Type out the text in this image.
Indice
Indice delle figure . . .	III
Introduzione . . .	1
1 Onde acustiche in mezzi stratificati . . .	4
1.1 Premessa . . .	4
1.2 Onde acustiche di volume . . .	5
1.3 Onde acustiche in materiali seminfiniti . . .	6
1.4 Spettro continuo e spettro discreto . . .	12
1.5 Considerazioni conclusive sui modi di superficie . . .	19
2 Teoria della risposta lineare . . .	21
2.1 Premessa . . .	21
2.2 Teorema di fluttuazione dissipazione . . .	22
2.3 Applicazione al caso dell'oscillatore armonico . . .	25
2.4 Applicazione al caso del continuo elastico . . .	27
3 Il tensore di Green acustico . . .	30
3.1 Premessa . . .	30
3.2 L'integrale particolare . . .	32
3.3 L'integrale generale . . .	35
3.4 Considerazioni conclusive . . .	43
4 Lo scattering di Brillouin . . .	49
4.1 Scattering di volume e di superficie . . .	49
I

#####

→ **Objective**
Provide only the count of lines in the material above that hold the word "Applicazione".

→ **Result of the exercise**
2